■ MATERIAL FOR THIS TASK:
= = = =
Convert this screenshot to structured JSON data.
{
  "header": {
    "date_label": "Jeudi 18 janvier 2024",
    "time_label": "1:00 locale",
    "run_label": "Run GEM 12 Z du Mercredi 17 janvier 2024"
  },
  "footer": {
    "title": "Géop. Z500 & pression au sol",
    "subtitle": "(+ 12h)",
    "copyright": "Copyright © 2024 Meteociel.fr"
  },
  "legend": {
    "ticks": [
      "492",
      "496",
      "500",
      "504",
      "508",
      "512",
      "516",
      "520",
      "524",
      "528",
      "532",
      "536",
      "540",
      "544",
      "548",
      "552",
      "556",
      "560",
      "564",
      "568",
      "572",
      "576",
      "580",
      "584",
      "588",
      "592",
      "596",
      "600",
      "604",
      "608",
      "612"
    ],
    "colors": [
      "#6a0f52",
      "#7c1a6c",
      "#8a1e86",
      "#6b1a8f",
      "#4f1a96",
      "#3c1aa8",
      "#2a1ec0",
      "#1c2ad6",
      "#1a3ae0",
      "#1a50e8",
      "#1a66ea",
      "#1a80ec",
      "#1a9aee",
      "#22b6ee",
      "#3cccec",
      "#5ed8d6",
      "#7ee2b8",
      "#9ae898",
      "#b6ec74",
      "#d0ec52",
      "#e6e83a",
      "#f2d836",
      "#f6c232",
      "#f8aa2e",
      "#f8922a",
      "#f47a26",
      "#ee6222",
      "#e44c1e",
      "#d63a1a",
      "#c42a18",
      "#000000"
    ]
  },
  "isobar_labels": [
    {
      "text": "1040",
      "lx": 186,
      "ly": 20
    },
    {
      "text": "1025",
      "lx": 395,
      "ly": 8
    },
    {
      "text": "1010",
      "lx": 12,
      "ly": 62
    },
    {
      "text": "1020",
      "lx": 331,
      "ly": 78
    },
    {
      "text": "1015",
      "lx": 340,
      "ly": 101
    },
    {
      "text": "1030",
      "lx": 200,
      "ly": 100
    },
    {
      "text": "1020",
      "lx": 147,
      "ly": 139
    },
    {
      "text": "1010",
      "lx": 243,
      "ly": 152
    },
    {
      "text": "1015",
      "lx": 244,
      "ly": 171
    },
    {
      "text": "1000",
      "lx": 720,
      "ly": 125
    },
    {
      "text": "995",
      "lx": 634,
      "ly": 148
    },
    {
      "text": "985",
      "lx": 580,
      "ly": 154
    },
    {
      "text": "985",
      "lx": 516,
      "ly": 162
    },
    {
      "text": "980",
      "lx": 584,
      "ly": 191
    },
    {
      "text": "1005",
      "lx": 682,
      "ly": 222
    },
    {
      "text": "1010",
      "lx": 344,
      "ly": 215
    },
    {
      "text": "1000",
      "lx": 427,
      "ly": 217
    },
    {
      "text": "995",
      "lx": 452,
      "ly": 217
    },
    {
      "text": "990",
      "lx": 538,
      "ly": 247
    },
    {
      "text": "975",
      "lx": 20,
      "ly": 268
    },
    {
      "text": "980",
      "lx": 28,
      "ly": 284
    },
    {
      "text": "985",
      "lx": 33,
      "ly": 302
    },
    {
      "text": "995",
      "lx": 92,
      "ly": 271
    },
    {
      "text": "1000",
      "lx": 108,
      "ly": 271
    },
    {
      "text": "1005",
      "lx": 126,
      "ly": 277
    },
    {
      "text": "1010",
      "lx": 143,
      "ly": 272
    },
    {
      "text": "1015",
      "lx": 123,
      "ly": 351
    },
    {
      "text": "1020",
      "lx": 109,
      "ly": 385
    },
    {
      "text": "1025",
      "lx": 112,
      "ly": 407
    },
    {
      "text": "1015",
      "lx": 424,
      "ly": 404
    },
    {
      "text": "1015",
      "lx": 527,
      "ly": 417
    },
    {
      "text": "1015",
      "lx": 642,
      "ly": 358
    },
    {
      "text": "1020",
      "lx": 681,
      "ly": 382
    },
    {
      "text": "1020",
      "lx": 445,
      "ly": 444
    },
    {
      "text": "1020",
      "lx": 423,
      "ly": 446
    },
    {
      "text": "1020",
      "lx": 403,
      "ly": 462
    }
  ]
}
= = = =
■ TASK GOAL: Check the data for the word "janvier" and pull out the lines that have it.

■ EXPECTED ANSWER:
    "date_label": "Jeudi 18 janvier 2024",
    "run_label": "Run GEM 12 Z du Mercredi 17 janvier 2024"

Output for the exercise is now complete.